Written exercise:
Locate each line in the records containing "this". Copy it.

[Items from a data source]
+ + +
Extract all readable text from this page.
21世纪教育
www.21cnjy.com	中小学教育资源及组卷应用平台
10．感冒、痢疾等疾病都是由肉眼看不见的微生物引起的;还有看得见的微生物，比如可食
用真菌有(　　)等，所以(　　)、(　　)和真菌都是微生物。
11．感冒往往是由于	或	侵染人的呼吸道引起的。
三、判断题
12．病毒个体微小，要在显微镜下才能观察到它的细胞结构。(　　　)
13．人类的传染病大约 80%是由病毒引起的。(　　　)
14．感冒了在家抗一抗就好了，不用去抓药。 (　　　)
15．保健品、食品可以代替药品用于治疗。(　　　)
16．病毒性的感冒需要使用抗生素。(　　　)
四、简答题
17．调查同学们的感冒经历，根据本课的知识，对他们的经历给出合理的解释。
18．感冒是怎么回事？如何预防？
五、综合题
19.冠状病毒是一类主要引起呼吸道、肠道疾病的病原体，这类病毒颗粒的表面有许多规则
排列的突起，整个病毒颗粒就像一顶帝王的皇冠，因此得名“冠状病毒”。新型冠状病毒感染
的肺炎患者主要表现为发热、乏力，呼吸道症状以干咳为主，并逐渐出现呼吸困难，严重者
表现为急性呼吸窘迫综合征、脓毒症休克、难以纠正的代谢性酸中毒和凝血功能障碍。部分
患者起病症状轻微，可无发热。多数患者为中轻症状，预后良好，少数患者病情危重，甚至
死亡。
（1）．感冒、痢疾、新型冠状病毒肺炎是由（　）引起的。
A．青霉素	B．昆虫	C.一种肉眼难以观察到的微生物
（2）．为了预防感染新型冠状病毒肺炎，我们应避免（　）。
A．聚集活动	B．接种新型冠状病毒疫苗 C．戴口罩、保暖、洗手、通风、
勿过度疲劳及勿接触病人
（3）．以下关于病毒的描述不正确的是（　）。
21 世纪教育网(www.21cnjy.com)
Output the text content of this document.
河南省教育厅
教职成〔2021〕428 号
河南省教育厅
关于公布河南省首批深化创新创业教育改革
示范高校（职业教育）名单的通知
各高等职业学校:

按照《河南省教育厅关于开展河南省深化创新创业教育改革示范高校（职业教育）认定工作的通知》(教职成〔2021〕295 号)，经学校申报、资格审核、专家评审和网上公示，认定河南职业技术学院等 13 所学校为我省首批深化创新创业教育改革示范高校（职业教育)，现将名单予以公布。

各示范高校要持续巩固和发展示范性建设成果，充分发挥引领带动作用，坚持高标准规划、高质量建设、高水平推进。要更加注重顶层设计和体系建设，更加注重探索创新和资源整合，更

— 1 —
+ + +
Result below:
Extract all readable text from this page.
Output the text content of this document.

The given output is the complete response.